Stored items:

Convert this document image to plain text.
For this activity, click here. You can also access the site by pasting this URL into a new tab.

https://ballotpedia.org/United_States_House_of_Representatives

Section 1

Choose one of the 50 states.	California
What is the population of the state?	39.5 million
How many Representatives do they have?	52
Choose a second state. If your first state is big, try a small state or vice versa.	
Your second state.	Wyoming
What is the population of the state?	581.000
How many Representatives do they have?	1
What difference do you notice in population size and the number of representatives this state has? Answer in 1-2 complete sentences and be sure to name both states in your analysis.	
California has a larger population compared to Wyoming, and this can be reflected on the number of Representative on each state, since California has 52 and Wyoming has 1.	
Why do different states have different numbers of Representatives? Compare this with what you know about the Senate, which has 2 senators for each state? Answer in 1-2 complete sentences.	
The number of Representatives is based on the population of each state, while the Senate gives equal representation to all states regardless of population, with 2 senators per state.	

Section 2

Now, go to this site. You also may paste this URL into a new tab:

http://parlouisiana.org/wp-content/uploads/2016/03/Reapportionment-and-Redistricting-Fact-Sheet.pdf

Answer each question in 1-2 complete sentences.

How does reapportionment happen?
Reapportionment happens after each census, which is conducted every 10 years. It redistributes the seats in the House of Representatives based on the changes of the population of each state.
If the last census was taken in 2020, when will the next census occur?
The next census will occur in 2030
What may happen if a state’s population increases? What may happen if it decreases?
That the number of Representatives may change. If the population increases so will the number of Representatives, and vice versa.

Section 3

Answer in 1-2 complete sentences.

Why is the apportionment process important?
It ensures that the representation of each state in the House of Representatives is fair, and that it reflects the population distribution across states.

* Aim
Above are some records. Print them all exactly.

* Answer to this task
Convert this document image to plain text.
For this activity, click here. You can also access the site by pasting this URL into a new tab.

https://ballotpedia.org/United_States_House_of_Representatives

Section 1

Choose one of the 50 states.	California
What is the population of the state?	39.5 million
How many Representatives do they have?	52
Choose a second state. If your first state is big, try a small state or vice versa.	
Your second state.	Wyoming
What is the population of the state?	581.000
How many Representatives do they have?	1
What difference do you notice in population size and the number of representatives this state has? Answer in 1-2 complete sentences and be sure to name both states in your analysis.	
California has a larger population compared to Wyoming, and this can be reflected on the number of Representative on each state, since California has 52 and Wyoming has 1.	
Why do different states have different numbers of Representatives? Compare this with what you know about the Senate, which has 2 senators for each state? Answer in 1-2 complete sentences.	
The number of Representatives is based on the population of each state, while the Senate gives equal representation to all states regardless of population, with 2 senators per state.	

Section 2

Now, go to this site. You also may paste this URL into a new tab:

http://parlouisiana.org/wp-content/uploads/2016/03/Reapportionment-and-Redistricting-Fact-Sheet.pdf

Answer each question in 1-2 complete sentences.

How does reapportionment happen?
Reapportionment happens after each census, which is conducted every 10 years. It redistributes the seats in the House of Representatives based on the changes of the population of each state.
If the last census was taken in 2020, when will the next census occur?
The next census will occur in 2030
What may happen if a state’s population increases? What may happen if it decreases?
That the number of Representatives may change. If the population increases so will the number of Representatives, and vice versa.

Section 3

Answer in 1-2 complete sentences.

Why is the apportionment process important?
It ensures that the representation of each state in the House of Representatives is fair, and that it reflects the population distribution across states.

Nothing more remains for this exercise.